**** Listed entries ****

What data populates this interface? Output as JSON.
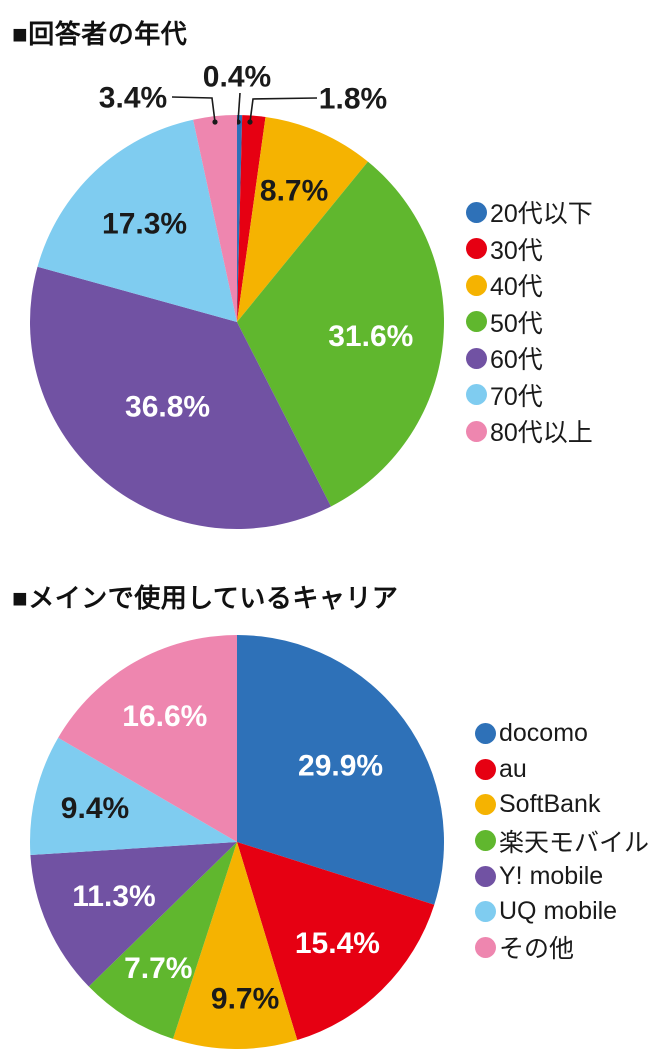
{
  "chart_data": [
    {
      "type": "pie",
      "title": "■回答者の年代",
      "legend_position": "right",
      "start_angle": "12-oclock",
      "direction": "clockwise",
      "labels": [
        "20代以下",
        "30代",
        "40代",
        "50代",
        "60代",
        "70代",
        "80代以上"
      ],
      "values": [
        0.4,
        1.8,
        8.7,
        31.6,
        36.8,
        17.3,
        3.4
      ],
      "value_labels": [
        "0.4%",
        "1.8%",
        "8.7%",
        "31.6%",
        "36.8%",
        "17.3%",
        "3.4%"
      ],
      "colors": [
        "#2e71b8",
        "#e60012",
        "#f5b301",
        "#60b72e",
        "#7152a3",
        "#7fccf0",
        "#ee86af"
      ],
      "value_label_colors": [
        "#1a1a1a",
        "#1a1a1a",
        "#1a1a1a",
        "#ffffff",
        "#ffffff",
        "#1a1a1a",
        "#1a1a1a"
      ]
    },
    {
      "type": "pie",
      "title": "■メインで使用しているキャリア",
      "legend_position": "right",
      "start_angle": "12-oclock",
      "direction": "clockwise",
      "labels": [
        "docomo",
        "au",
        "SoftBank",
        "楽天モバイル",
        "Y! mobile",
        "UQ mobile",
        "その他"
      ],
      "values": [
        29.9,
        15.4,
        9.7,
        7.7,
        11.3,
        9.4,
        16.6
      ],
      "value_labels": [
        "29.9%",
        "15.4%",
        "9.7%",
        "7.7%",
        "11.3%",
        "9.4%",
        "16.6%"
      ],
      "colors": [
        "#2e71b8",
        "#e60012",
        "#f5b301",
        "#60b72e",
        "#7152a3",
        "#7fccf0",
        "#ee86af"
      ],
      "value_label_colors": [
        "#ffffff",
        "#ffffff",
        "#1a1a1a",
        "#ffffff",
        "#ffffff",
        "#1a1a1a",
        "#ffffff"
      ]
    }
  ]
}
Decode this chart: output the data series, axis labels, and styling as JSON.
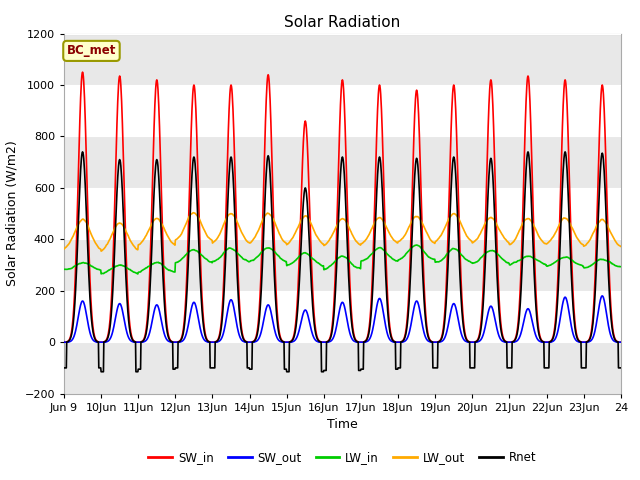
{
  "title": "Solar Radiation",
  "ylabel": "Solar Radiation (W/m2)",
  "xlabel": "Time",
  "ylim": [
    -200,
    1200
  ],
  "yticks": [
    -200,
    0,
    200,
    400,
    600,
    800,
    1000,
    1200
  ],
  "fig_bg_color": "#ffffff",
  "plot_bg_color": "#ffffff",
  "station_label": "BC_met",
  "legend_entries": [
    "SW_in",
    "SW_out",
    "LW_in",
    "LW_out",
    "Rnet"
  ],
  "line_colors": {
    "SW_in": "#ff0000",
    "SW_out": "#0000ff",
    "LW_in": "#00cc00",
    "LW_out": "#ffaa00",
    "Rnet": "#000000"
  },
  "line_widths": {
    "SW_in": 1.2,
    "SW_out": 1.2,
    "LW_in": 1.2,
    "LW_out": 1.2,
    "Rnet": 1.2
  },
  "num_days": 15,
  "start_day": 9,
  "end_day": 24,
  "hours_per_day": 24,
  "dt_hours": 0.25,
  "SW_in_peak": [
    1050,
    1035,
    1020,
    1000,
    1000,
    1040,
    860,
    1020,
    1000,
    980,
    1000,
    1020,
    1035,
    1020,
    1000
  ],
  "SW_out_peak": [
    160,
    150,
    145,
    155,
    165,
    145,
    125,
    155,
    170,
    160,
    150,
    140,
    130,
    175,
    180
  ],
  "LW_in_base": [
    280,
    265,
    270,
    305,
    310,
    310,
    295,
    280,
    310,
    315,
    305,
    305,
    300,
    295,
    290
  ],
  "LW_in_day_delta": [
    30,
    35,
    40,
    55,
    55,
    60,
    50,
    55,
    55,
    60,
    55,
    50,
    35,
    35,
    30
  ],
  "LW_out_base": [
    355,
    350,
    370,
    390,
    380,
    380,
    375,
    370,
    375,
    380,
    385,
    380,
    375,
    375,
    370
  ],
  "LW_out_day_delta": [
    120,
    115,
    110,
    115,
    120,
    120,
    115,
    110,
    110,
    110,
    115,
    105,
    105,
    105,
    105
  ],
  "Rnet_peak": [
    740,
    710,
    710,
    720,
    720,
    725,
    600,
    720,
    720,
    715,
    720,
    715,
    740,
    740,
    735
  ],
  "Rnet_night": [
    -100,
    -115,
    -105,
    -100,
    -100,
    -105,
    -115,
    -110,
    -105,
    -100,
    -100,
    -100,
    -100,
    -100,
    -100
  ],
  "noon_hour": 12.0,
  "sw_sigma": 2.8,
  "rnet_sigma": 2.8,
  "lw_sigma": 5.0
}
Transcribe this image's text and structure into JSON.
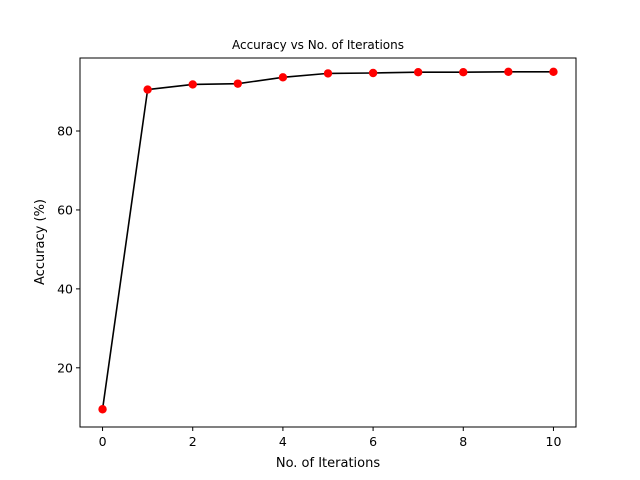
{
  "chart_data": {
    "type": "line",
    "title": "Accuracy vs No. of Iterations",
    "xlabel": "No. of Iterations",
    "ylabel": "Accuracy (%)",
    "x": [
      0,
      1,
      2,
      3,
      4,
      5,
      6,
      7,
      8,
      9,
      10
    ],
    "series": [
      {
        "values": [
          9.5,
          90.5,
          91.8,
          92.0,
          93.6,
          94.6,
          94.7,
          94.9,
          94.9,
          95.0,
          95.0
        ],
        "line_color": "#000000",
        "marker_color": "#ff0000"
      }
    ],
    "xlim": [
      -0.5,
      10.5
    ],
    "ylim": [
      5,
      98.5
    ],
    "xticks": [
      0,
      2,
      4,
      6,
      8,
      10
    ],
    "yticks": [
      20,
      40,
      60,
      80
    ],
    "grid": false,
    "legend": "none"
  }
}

****

Given problem
Write down the number of lines where the word "series" appears, and nothing further.

Exercise response
2